PROBLEM TO SOLVE: Would you transcribe the listing that follows, character for character, and omit its images?

DATA TO PROCESS:
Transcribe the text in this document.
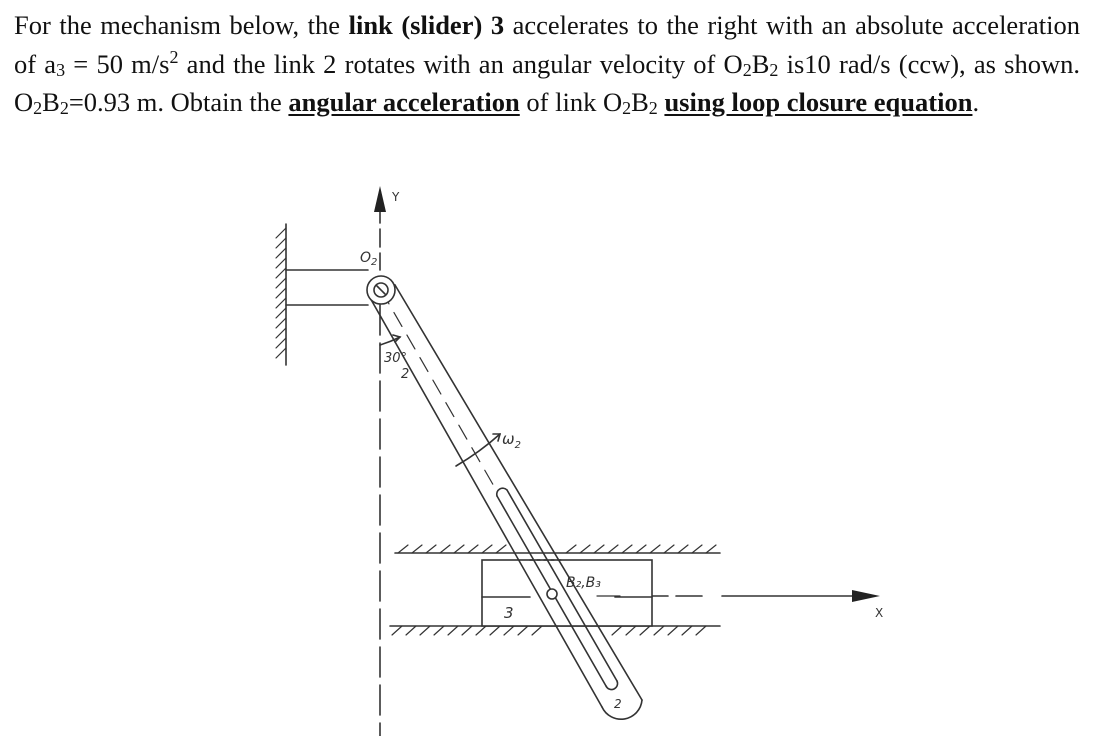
For the mechanism below, the link (slider) 3 accelerates to the right with an absolute acceleration of $a_3 = 50$ $m/s^2$ and the link 2 rotates with an angular velocity of $O_2B_2$ is10 rad/s (ccw), as shown. $O_2B_2=0.93$ m. Obtain the angular acceleration of link $O_2B_2$ using loop closure equation.

Y
X
$O_2$
30°
2
$\omega_2$
3
B₂,B₃
2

SOLUTION BELOW:
Transcribe the text in this document.
For the mechanism below, the link (slider) 3 accelerates to the right with an absolute acceleration of $a_3 = 50$ $m/s^2$ and the link 2 rotates with an angular velocity of $O_2B_2$ is10 rad/s (ccw), as shown. $O_2B_2=0.93$ m. Obtain the angular acceleration of link $O_2B_2$ using loop closure equation.

Y
X
$O_2$
30°
2
$\omega_2$
3
B₂,B₃
2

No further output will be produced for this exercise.